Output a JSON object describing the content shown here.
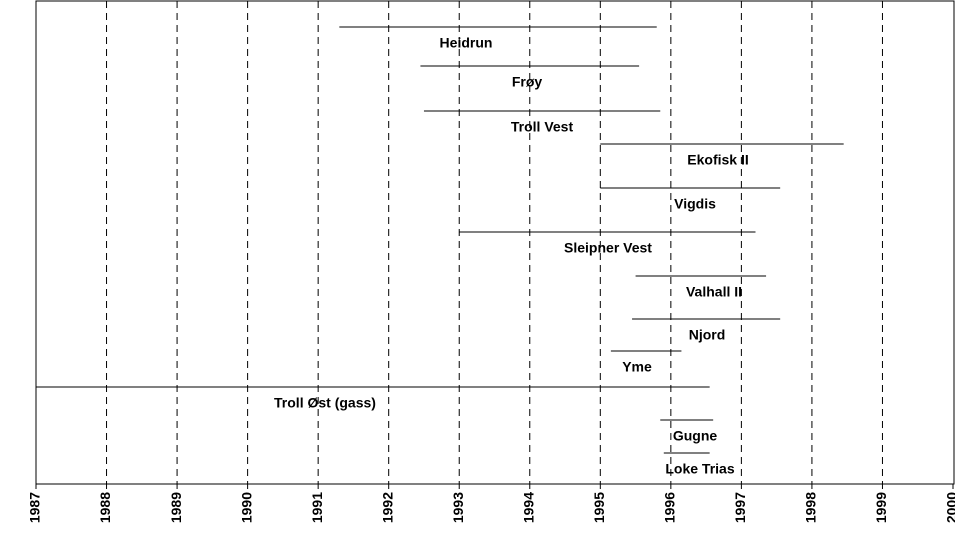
{
  "chart_data": {
    "type": "timeline",
    "categories": [
      "Heidrun",
      "Frøy",
      "Troll Vest",
      "Ekofisk II",
      "Vigdis",
      "Sleipner Vest",
      "Valhall II",
      "Njord",
      "Yme",
      "Troll Øst (gass)",
      "Gugne",
      "Loke Trias"
    ],
    "start": [
      1991.3,
      1992.45,
      1992.5,
      1995.0,
      1995.0,
      1993.0,
      1995.5,
      1995.45,
      1995.15,
      1987.0,
      1995.85,
      1995.9
    ],
    "end": [
      1995.8,
      1995.55,
      1995.85,
      1998.45,
      1997.55,
      1997.2,
      1997.35,
      1997.55,
      1996.15,
      1996.55,
      1996.6,
      1996.55
    ],
    "color": "#000000",
    "xlim": [
      1987,
      2000
    ],
    "xticks": [
      1987,
      1988,
      1989,
      1990,
      1991,
      1992,
      1993,
      1994,
      1995,
      1996,
      1997,
      1998,
      1999,
      2000
    ],
    "grid": true
  }
}
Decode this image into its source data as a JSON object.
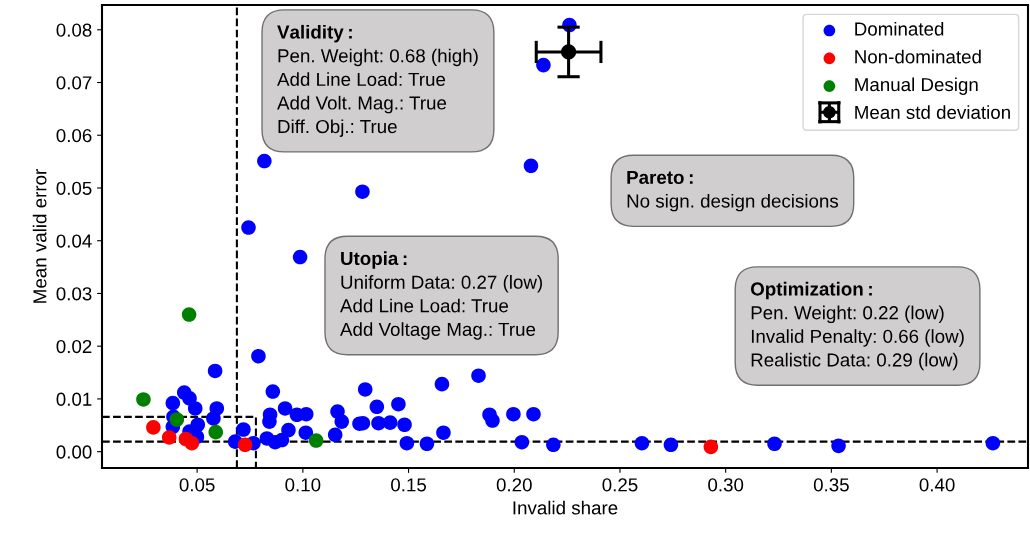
{
  "chart_data": {
    "type": "scatter",
    "xlabel": "Invalid share",
    "ylabel": "Mean valid error",
    "xlim": [
      0.005,
      0.443
    ],
    "ylim": [
      -0.0031,
      0.0847
    ],
    "xticks": [
      {
        "value": 0.05,
        "label": "0.05"
      },
      {
        "value": 0.1,
        "label": "0.10"
      },
      {
        "value": 0.15,
        "label": "0.15"
      },
      {
        "value": 0.2,
        "label": "0.20"
      },
      {
        "value": 0.25,
        "label": "0.25"
      },
      {
        "value": 0.3,
        "label": "0.30"
      },
      {
        "value": 0.35,
        "label": "0.35"
      },
      {
        "value": 0.4,
        "label": "0.40"
      }
    ],
    "yticks": [
      {
        "value": 0,
        "label": "0.00"
      },
      {
        "value": 0.01,
        "label": "0.01"
      },
      {
        "value": 0.02,
        "label": "0.02"
      },
      {
        "value": 0.03,
        "label": "0.03"
      },
      {
        "value": 0.04,
        "label": "0.04"
      },
      {
        "value": 0.05,
        "label": "0.05"
      },
      {
        "value": 0.06,
        "label": "0.06"
      },
      {
        "value": 0.07,
        "label": "0.07"
      },
      {
        "value": 0.08,
        "label": "0.08"
      }
    ],
    "grid": false,
    "legend": "top right",
    "marker": "circle",
    "series": [
      {
        "name": "Dominated",
        "color": "#0000ff",
        "x": [
          0.079,
          0.0585,
          0.0858,
          0.0439,
          0.0385,
          0.0464,
          0.0491,
          0.0593,
          0.0577,
          0.0388,
          0.0385,
          0.0503,
          0.0464,
          0.0499,
          0.0916,
          0.0845,
          0.0842,
          0.0972,
          0.1016,
          0.0932,
          0.1014,
          0.083,
          0.0869,
          0.0901,
          0.0719,
          0.068,
          0.0766,
          0.1164,
          0.1184,
          0.1153,
          0.1268,
          0.1295,
          0.135,
          0.1284,
          0.1358,
          0.1413,
          0.1452,
          0.1481,
          0.1492,
          0.1587,
          0.1658,
          0.1665,
          0.1831,
          0.1883,
          0.1897,
          0.1996,
          0.2091,
          0.2036,
          0.2185,
          0.2604,
          0.2741,
          0.3231,
          0.3534,
          0.4264,
          0.2261,
          0.2138,
          0.0818,
          0.2079,
          0.1282,
          0.0743,
          0.0987
        ],
        "values": [
          0.0181,
          0.0153,
          0.0114,
          0.0112,
          0.0092,
          0.0101,
          0.0082,
          0.0082,
          0.0063,
          0.0066,
          0.0047,
          0.0051,
          0.0038,
          0.0028,
          0.0082,
          0.007,
          0.0057,
          0.007,
          0.0071,
          0.0041,
          0.0036,
          0.0025,
          0.0018,
          0.0022,
          0.0042,
          0.0019,
          0.0016,
          0.0076,
          0.0057,
          0.0032,
          0.0053,
          0.0118,
          0.0085,
          0.0054,
          0.0054,
          0.0055,
          0.009,
          0.0051,
          0.0016,
          0.0015,
          0.0128,
          0.0036,
          0.0144,
          0.007,
          0.0059,
          0.0071,
          0.0071,
          0.0018,
          0.0013,
          0.0016,
          0.0013,
          0.0015,
          0.0011,
          0.0016,
          0.0809,
          0.0733,
          0.0551,
          0.0542,
          0.0493,
          0.0425,
          0.0369
        ]
      },
      {
        "name": "Non-dominated",
        "color": "#ff0000",
        "x": [
          0.0293,
          0.0368,
          0.0447,
          0.0475,
          0.0727,
          0.293
        ],
        "values": [
          0.0046,
          0.0027,
          0.0024,
          0.0016,
          0.0013,
          0.0009
        ]
      },
      {
        "name": "Manual Design",
        "color": "#008000",
        "x": [
          0.0462,
          0.0246,
          0.0404,
          0.0588,
          0.1063
        ],
        "values": [
          0.026,
          0.0099,
          0.0061,
          0.0037,
          0.0021
        ]
      },
      {
        "name": "Mean std deviation",
        "color": "#000000",
        "x": [
          0.2257
        ],
        "values": [
          0.0758
        ],
        "errors": [
          0.0047
        ],
        "xerrors": [
          0.0153
        ]
      },
      {
        "type": "line",
        "color": "#000000",
        "line_style": "dashed",
        "marker": "none",
        "x": [
          0.005,
          0.0778,
          0.0778
        ],
        "values": [
          0.0066,
          0.0066,
          -0.0031
        ]
      }
    ],
    "ref_lines": [
      {
        "axis": "x",
        "value": 0.0688,
        "color": "#000000",
        "line_style": "dashed"
      },
      {
        "axis": "y",
        "value": 0.0019,
        "color": "#000000",
        "line_style": "dashed"
      }
    ],
    "annotations": [
      "Validity:\nPen. Weight: 0.68 (high)\nAdd Line Load: True\nAdd Volt. Mag.: True\nDiff. Obj.: True",
      "Pareto:\nNo sign. design decisions",
      "Utopia:\nUniform Data: 0.27 (low)\nAdd Line Load: True\nAdd Voltage Mag.: True",
      "Optimization:\nPen. Weight: 0.22 (low)\nInvalid Penalty: 0.66 (low)\nRealistic Data: 0.29 (low)"
    ]
  }
}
+++
— To be done —
Extract the text of all the records above verbatim, excluding pictures.

— Answer below —
Output a JSON object describing the content shown here.
{
  "chart_data": {
    "type": "timeline",
    "categories": [
      "Heidrun",
      "Frøy",
      "Troll Vest",
      "Ekofisk II",
      "Vigdis",
      "Sleipner Vest",
      "Valhall II",
      "Njord",
      "Yme",
      "Troll Øst (gass)",
      "Gugne",
      "Loke Trias"
    ],
    "start": [
      1991.3,
      1992.45,
      1992.5,
      1995.0,
      1995.0,
      1993.0,
      1995.5,
      1995.45,
      1995.15,
      1987.0,
      1995.85,
      1995.9
    ],
    "end": [
      1995.8,
      1995.55,
      1995.85,
      1998.45,
      1997.55,
      1997.2,
      1997.35,
      1997.55,
      1996.15,
      1996.55,
      1996.6,
      1996.55
    ],
    "color": "#000000",
    "xlim": [
      1987,
      2000
    ],
    "xticks": [
      1987,
      1988,
      1989,
      1990,
      1991,
      1992,
      1993,
      1994,
      1995,
      1996,
      1997,
      1998,
      1999,
      2000
    ],
    "grid": true
  }
}
Decode this image into its source data as a JSON object.
{
  "chart_data": {
    "type": "scatter",
    "xlabel": "Invalid share",
    "ylabel": "Mean valid error",
    "xlim": [
      0.005,
      0.443
    ],
    "ylim": [
      -0.0031,
      0.0847
    ],
    "xticks": [
      {
        "value": 0.05,
        "label": "0.05"
      },
      {
        "value": 0.1,
        "label": "0.10"
      },
      {
        "value": 0.15,
        "label": "0.15"
      },
      {
        "value": 0.2,
        "label": "0.20"
      },
      {
        "value": 0.25,
        "label": "0.25"
      },
      {
        "value": 0.3,
        "label": "0.30"
      },
      {
        "value": 0.35,
        "label": "0.35"
      },
      {
        "value": 0.4,
        "label": "0.40"
      }
    ],
    "yticks": [
      {
        "value": 0,
        "label": "0.00"
      },
      {
        "value": 0.01,
        "label": "0.01"
      },
      {
        "value": 0.02,
        "label": "0.02"
      },
      {
        "value": 0.03,
        "label": "0.03"
      },
      {
        "value": 0.04,
        "label": "0.04"
      },
      {
        "value": 0.05,
        "label": "0.05"
      },
      {
        "value": 0.06,
        "label": "0.06"
      },
      {
        "value": 0.07,
        "label": "0.07"
      },
      {
        "value": 0.08,
        "label": "0.08"
      }
    ],
    "grid": false,
    "legend": "top right",
    "marker": "circle",
    "series": [
      {
        "name": "Dominated",
        "color": "#0000ff",
        "x": [
          0.079,
          0.0585,
          0.0858,
          0.0439,
          0.0385,
          0.0464,
          0.0491,
          0.0593,
          0.0577,
          0.0388,
          0.0385,
          0.0503,
          0.0464,
          0.0499,
          0.0916,
          0.0845,
          0.0842,
          0.0972,
          0.1016,
          0.0932,
          0.1014,
          0.083,
          0.0869,
          0.0901,
          0.0719,
          0.068,
          0.0766,
          0.1164,
          0.1184,
          0.1153,
          0.1268,
          0.1295,
          0.135,
          0.1284,
          0.1358,
          0.1413,
          0.1452,
          0.1481,
          0.1492,
          0.1587,
          0.1658,
          0.1665,
          0.1831,
          0.1883,
          0.1897,
          0.1996,
          0.2091,
          0.2036,
          0.2185,
          0.2604,
          0.2741,
          0.3231,
          0.3534,
          0.4264,
          0.2261,
          0.2138,
          0.0818,
          0.2079,
          0.1282,
          0.0743,
          0.0987
        ],
        "values": [
          0.0181,
          0.0153,
          0.0114,
          0.0112,
          0.0092,
          0.0101,
          0.0082,
          0.0082,
          0.0063,
          0.0066,
          0.0047,
          0.0051,
          0.0038,
          0.0028,
          0.0082,
          0.007,
          0.0057,
          0.007,
          0.0071,
          0.0041,
          0.0036,
          0.0025,
          0.0018,
          0.0022,
          0.0042,
          0.0019,
          0.0016,
          0.0076,
          0.0057,
          0.0032,
          0.0053,
          0.0118,
          0.0085,
          0.0054,
          0.0054,
          0.0055,
          0.009,
          0.0051,
          0.0016,
          0.0015,
          0.0128,
          0.0036,
          0.0144,
          0.007,
          0.0059,
          0.0071,
          0.0071,
          0.0018,
          0.0013,
          0.0016,
          0.0013,
          0.0015,
          0.0011,
          0.0016,
          0.0809,
          0.0733,
          0.0551,
          0.0542,
          0.0493,
          0.0425,
          0.0369
        ]
      },
      {
        "name": "Non-dominated",
        "color": "#ff0000",
        "x": [
          0.0293,
          0.0368,
          0.0447,
          0.0475,
          0.0727,
          0.293
        ],
        "values": [
          0.0046,
          0.0027,
          0.0024,
          0.0016,
          0.0013,
          0.0009
        ]
      },
      {
        "name": "Manual Design",
        "color": "#008000",
        "x": [
          0.0462,
          0.0246,
          0.0404,
          0.0588,
          0.1063
        ],
        "values": [
          0.026,
          0.0099,
          0.0061,
          0.0037,
          0.0021
        ]
      },
      {
        "name": "Mean std deviation",
        "color": "#000000",
        "x": [
          0.2257
        ],
        "values": [
          0.0758
        ],
        "errors": [
          0.0047
        ],
        "xerrors": [
          0.0153
        ]
      },
      {
        "type": "line",
        "color": "#000000",
        "line_style": "dashed",
        "marker": "none",
        "x": [
          0.005,
          0.0778,
          0.0778
        ],
        "values": [
          0.0066,
          0.0066,
          -0.0031
        ]
      }
    ],
    "ref_lines": [
      {
        "axis": "x",
        "value": 0.0688,
        "color": "#000000",
        "line_style": "dashed"
      },
      {
        "axis": "y",
        "value": 0.0019,
        "color": "#000000",
        "line_style": "dashed"
      }
    ],
    "annotations": [
      "Validity:\nPen. Weight: 0.68 (high)\nAdd Line Load: True\nAdd Volt. Mag.: True\nDiff. Obj.: True",
      "Pareto:\nNo sign. design decisions",
      "Utopia:\nUniform Data: 0.27 (low)\nAdd Line Load: True\nAdd Voltage Mag.: True",
      "Optimization:\nPen. Weight: 0.22 (low)\nInvalid Penalty: 0.66 (low)\nRealistic Data: 0.29 (low)"
    ]
  }
}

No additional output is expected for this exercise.